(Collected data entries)
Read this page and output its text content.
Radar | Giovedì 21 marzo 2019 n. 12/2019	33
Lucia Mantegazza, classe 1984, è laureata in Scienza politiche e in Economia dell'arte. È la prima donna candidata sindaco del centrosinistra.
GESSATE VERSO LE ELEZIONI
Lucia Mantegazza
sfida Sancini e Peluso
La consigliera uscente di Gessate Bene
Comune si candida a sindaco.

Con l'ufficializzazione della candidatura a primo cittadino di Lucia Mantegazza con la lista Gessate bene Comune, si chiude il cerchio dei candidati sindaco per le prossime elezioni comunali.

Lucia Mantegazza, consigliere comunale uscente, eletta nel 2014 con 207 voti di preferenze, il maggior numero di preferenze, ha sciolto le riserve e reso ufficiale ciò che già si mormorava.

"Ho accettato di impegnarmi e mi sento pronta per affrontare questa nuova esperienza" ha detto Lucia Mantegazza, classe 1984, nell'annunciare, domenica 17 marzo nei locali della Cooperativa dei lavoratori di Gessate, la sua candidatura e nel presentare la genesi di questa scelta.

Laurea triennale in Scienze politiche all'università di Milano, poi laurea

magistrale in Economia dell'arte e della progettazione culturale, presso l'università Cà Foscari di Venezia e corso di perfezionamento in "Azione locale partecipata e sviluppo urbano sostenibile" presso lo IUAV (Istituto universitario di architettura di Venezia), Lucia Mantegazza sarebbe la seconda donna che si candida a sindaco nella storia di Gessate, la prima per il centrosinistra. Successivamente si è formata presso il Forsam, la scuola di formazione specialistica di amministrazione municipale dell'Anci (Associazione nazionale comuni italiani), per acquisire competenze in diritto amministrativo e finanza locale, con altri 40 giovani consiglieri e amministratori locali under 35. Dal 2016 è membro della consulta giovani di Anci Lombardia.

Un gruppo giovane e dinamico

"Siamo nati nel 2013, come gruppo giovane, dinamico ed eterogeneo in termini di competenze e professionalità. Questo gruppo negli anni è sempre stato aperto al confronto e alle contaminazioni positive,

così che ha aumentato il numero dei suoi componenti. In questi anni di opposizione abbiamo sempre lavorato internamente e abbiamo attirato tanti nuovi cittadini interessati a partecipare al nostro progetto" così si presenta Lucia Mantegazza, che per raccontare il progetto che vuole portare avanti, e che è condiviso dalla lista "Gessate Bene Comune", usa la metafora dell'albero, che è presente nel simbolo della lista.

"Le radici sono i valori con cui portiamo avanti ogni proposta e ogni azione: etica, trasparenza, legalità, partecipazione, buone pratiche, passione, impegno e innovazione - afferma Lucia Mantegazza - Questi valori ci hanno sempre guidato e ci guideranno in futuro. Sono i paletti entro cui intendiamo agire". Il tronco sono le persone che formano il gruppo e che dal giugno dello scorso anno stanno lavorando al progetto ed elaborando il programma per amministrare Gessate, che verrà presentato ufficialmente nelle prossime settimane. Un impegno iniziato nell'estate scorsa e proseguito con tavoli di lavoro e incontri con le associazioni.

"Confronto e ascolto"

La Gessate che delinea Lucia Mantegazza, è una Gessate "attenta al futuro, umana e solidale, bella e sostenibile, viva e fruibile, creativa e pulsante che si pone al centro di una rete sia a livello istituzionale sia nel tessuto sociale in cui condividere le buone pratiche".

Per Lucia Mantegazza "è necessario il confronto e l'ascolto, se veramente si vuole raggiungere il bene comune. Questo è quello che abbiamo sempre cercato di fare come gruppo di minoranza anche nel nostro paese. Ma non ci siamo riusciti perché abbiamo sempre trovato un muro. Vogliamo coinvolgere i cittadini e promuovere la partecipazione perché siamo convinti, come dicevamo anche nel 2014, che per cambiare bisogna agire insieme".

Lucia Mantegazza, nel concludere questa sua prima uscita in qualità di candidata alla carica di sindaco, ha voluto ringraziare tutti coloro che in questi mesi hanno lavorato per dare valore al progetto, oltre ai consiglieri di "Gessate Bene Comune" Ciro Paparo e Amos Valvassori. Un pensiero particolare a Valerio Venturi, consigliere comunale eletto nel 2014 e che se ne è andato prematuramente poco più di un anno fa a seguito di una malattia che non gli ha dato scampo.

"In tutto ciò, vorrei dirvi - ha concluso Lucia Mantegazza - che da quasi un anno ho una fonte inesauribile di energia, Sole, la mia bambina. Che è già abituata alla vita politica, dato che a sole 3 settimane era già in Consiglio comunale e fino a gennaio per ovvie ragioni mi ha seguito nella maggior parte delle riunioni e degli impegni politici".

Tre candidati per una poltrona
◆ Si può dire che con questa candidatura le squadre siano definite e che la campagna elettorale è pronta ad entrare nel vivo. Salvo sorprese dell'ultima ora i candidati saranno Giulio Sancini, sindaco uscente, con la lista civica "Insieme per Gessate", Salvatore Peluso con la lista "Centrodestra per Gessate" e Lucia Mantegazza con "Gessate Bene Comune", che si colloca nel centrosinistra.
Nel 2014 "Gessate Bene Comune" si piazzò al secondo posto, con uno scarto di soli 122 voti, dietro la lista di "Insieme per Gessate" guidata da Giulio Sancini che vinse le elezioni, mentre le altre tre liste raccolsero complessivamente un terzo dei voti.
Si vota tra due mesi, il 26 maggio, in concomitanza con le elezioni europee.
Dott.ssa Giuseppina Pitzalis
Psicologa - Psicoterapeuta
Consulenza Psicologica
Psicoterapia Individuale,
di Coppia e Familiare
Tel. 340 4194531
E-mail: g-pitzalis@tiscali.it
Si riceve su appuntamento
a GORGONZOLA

**WHAT YOU WILL DO**
Your task is to copy every record exactly.

**ANSWER TO THE PROBLEM**
Read this page and output its text content.
Radar | Giovedì 21 marzo 2019 n. 12/2019	33
Lucia Mantegazza, classe 1984, è laureata in Scienza politiche e in Economia dell'arte. È la prima donna candidata sindaco del centrosinistra.
GESSATE VERSO LE ELEZIONI
Lucia Mantegazza
sfida Sancini e Peluso
La consigliera uscente di Gessate Bene
Comune si candida a sindaco.

Con l'ufficializzazione della candidatura a primo cittadino di Lucia Mantegazza con la lista Gessate bene Comune, si chiude il cerchio dei candidati sindaco per le prossime elezioni comunali.

Lucia Mantegazza, consigliere comunale uscente, eletta nel 2014 con 207 voti di preferenze, il maggior numero di preferenze, ha sciolto le riserve e reso ufficiale ciò che già si mormorava.

"Ho accettato di impegnarmi e mi sento pronta per affrontare questa nuova esperienza" ha detto Lucia Mantegazza, classe 1984, nell'annunciare, domenica 17 marzo nei locali della Cooperativa dei lavoratori di Gessate, la sua candidatura e nel presentare la genesi di questa scelta.

Laurea triennale in Scienze politiche all'università di Milano, poi laurea

magistrale in Economia dell'arte e della progettazione culturale, presso l'università Cà Foscari di Venezia e corso di perfezionamento in "Azione locale partecipata e sviluppo urbano sostenibile" presso lo IUAV (Istituto universitario di architettura di Venezia), Lucia Mantegazza sarebbe la seconda donna che si candida a sindaco nella storia di Gessate, la prima per il centrosinistra. Successivamente si è formata presso il Forsam, la scuola di formazione specialistica di amministrazione municipale dell'Anci (Associazione nazionale comuni italiani), per acquisire competenze in diritto amministrativo e finanza locale, con altri 40 giovani consiglieri e amministratori locali under 35. Dal 2016 è membro della consulta giovani di Anci Lombardia.

Un gruppo giovane e dinamico

"Siamo nati nel 2013, come gruppo giovane, dinamico ed eterogeneo in termini di competenze e professionalità. Questo gruppo negli anni è sempre stato aperto al confronto e alle contaminazioni positive,

così che ha aumentato il numero dei suoi componenti. In questi anni di opposizione abbiamo sempre lavorato internamente e abbiamo attirato tanti nuovi cittadini interessati a partecipare al nostro progetto" così si presenta Lucia Mantegazza, che per raccontare il progetto che vuole portare avanti, e che è condiviso dalla lista "Gessate Bene Comune", usa la metafora dell'albero, che è presente nel simbolo della lista.

"Le radici sono i valori con cui portiamo avanti ogni proposta e ogni azione: etica, trasparenza, legalità, partecipazione, buone pratiche, passione, impegno e innovazione - afferma Lucia Mantegazza - Questi valori ci hanno sempre guidato e ci guideranno in futuro. Sono i paletti entro cui intendiamo agire". Il tronco sono le persone che formano il gruppo e che dal giugno dello scorso anno stanno lavorando al progetto ed elaborando il programma per amministrare Gessate, che verrà presentato ufficialmente nelle prossime settimane. Un impegno iniziato nell'estate scorsa e proseguito con tavoli di lavoro e incontri con le associazioni.

"Confronto e ascolto"

La Gessate che delinea Lucia Mantegazza, è una Gessate "attenta al futuro, umana e solidale, bella e sostenibile, viva e fruibile, creativa e pulsante che si pone al centro di una rete sia a livello istituzionale sia nel tessuto sociale in cui condividere le buone pratiche".

Per Lucia Mantegazza "è necessario il confronto e l'ascolto, se veramente si vuole raggiungere il bene comune. Questo è quello che abbiamo sempre cercato di fare come gruppo di minoranza anche nel nostro paese. Ma non ci siamo riusciti perché abbiamo sempre trovato un muro. Vogliamo coinvolgere i cittadini e promuovere la partecipazione perché siamo convinti, come dicevamo anche nel 2014, che per cambiare bisogna agire insieme".

Lucia Mantegazza, nel concludere questa sua prima uscita in qualità di candidata alla carica di sindaco, ha voluto ringraziare tutti coloro che in questi mesi hanno lavorato per dare valore al progetto, oltre ai consiglieri di "Gessate Bene Comune" Ciro Paparo e Amos Valvassori. Un pensiero particolare a Valerio Venturi, consigliere comunale eletto nel 2014 e che se ne è andato prematuramente poco più di un anno fa a seguito di una malattia che non gli ha dato scampo.

"In tutto ciò, vorrei dirvi - ha concluso Lucia Mantegazza - che da quasi un anno ho una fonte inesauribile di energia, Sole, la mia bambina. Che è già abituata alla vita politica, dato che a sole 3 settimane era già in Consiglio comunale e fino a gennaio per ovvie ragioni mi ha seguito nella maggior parte delle riunioni e degli impegni politici".

Tre candidati per una poltrona
◆ Si può dire che con questa candidatura le squadre siano definite e che la campagna elettorale è pronta ad entrare nel vivo. Salvo sorprese dell'ultima ora i candidati saranno Giulio Sancini, sindaco uscente, con la lista civica "Insieme per Gessate", Salvatore Peluso con la lista "Centrodestra per Gessate" e Lucia Mantegazza con "Gessate Bene Comune", che si colloca nel centrosinistra.
Nel 2014 "Gessate Bene Comune" si piazzò al secondo posto, con uno scarto di soli 122 voti, dietro la lista di "Insieme per Gessate" guidata da Giulio Sancini che vinse le elezioni, mentre le altre tre liste raccolsero complessivamente un terzo dei voti.
Si vota tra due mesi, il 26 maggio, in concomitanza con le elezioni europee.
Dott.ssa Giuseppina Pitzalis
Psicologa - Psicoterapeuta
Consulenza Psicologica
Psicoterapia Individuale,
di Coppia e Familiare
Tel. 340 4194531
E-mail: g-pitzalis@tiscali.it
Si riceve su appuntamento
a GORGONZOLA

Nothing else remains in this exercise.